• **EXERCISE PROMPT**
Across the data below, how many lines hold "Tomasz"? Answer with that number and nothing else.

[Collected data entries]
·····

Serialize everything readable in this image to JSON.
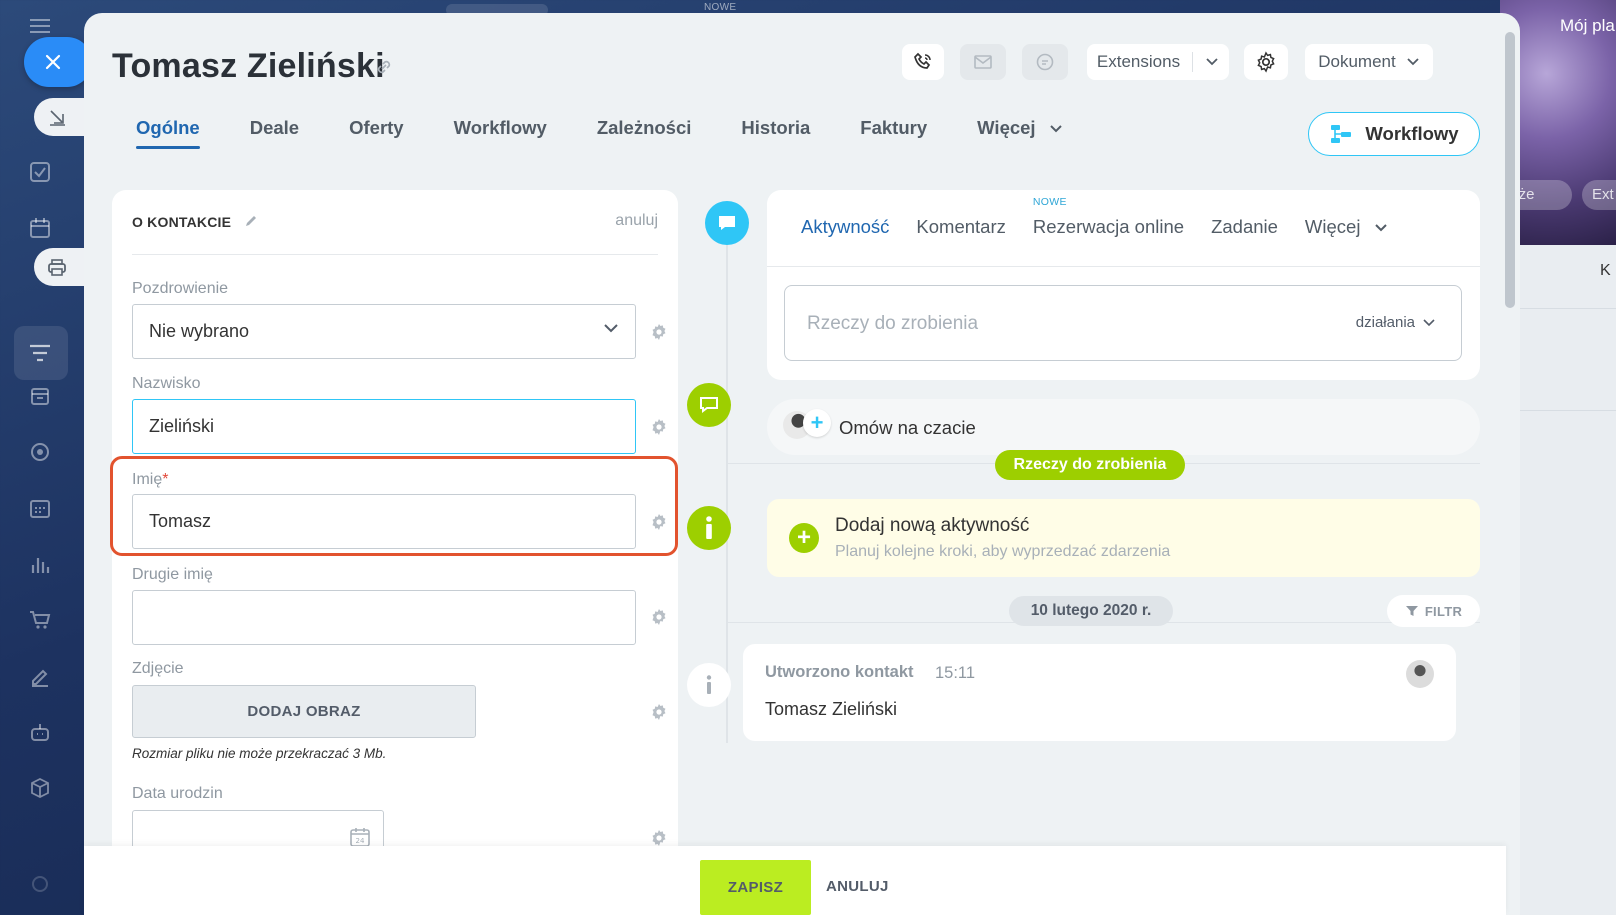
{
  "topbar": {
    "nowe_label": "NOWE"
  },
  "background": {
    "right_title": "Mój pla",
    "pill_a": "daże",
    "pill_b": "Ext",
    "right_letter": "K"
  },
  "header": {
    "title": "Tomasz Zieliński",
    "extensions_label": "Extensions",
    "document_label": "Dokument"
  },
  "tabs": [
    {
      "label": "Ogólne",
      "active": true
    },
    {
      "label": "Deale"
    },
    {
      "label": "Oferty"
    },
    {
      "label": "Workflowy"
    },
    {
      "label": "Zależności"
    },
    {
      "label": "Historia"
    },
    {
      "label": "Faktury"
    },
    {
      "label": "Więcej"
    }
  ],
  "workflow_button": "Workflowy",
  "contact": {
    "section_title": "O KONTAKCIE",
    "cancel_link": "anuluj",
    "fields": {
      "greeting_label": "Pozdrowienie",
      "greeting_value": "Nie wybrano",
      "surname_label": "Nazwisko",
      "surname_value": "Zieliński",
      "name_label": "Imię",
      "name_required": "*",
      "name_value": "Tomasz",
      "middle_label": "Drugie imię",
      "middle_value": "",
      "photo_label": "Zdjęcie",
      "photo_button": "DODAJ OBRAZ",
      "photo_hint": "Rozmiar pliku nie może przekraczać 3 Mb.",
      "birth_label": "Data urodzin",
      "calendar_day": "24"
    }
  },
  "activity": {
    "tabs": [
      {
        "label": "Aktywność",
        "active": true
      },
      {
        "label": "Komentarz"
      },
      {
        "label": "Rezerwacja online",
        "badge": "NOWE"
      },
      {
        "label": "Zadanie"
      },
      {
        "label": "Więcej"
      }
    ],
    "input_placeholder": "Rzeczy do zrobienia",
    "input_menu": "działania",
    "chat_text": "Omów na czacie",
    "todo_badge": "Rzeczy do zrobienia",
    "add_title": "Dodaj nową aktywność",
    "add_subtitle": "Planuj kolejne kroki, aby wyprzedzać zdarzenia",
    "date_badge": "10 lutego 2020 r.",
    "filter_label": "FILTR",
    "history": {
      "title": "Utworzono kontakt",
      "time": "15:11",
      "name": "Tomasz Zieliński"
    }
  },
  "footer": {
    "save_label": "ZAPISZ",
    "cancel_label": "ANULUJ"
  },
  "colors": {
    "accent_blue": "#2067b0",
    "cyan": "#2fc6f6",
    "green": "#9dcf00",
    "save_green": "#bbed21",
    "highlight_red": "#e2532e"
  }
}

·····

• **SOLUTION TO THIS TASK**
3